Brief: Write out the material exactly. Do not include the pictures.

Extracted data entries

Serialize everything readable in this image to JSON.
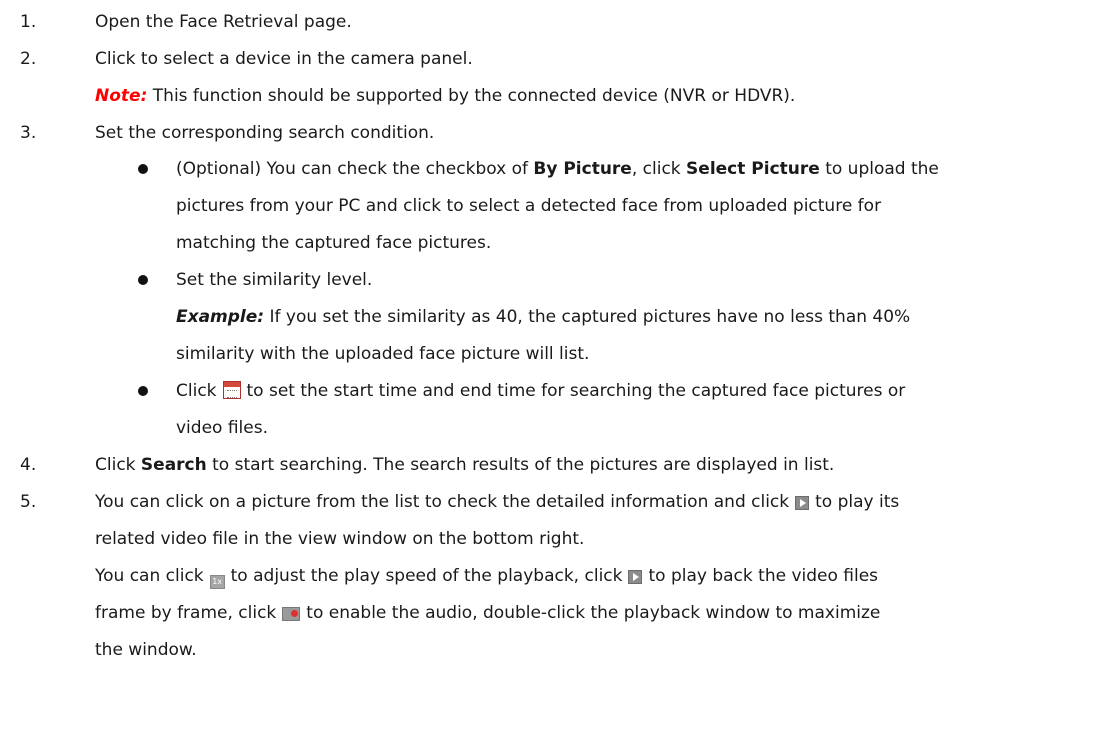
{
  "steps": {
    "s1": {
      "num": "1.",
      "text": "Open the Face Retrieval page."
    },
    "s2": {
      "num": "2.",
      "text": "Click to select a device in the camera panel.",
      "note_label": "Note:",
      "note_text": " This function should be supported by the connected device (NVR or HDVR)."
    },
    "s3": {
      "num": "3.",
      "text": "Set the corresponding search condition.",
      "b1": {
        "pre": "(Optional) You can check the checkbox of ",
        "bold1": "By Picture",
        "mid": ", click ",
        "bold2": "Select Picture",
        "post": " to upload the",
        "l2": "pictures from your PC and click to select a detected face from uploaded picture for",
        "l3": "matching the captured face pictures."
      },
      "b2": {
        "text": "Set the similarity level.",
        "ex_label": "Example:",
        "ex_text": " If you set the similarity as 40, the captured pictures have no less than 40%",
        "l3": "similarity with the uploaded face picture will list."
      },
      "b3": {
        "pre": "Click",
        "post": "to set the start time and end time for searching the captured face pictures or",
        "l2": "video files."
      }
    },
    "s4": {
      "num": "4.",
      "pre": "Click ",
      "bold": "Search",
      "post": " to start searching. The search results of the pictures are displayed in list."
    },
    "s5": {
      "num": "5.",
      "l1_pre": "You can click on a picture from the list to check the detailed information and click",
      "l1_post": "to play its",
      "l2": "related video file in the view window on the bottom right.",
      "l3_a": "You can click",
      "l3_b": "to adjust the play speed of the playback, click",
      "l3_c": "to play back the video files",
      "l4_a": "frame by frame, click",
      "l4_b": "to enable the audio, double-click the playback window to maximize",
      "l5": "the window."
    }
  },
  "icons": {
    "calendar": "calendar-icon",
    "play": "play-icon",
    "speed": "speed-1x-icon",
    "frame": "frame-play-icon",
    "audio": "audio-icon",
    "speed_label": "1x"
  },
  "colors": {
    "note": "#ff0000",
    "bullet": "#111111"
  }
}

Task output:
Serialize everything readable in this image to JSON.
{
  "steps": {
    "s1": {
      "num": "1.",
      "text": "Open the Face Retrieval page."
    },
    "s2": {
      "num": "2.",
      "text": "Click to select a device in the camera panel.",
      "note_label": "Note:",
      "note_text": " This function should be supported by the connected device (NVR or HDVR)."
    },
    "s3": {
      "num": "3.",
      "text": "Set the corresponding search condition.",
      "b1": {
        "pre": "(Optional) You can check the checkbox of ",
        "bold1": "By Picture",
        "mid": ", click ",
        "bold2": "Select Picture",
        "post": " to upload the",
        "l2": "pictures from your PC and click to select a detected face from uploaded picture for",
        "l3": "matching the captured face pictures."
      },
      "b2": {
        "text": "Set the similarity level.",
        "ex_label": "Example:",
        "ex_text": " If you set the similarity as 40, the captured pictures have no less than 40%",
        "l3": "similarity with the uploaded face picture will list."
      },
      "b3": {
        "pre": "Click",
        "post": "to set the start time and end time for searching the captured face pictures or",
        "l2": "video files."
      }
    },
    "s4": {
      "num": "4.",
      "pre": "Click ",
      "bold": "Search",
      "post": " to start searching. The search results of the pictures are displayed in list."
    },
    "s5": {
      "num": "5.",
      "l1_pre": "You can click on a picture from the list to check the detailed information and click",
      "l1_post": "to play its",
      "l2": "related video file in the view window on the bottom right.",
      "l3_a": "You can click",
      "l3_b": "to adjust the play speed of the playback, click",
      "l3_c": "to play back the video files",
      "l4_a": "frame by frame, click",
      "l4_b": "to enable the audio, double-click the playback window to maximize",
      "l5": "the window."
    }
  },
  "icons": {
    "calendar": "calendar-icon",
    "play": "play-icon",
    "speed": "speed-1x-icon",
    "frame": "frame-play-icon",
    "audio": "audio-icon",
    "speed_label": "1x"
  },
  "colors": {
    "note": "#ff0000",
    "bullet": "#111111"
  }
}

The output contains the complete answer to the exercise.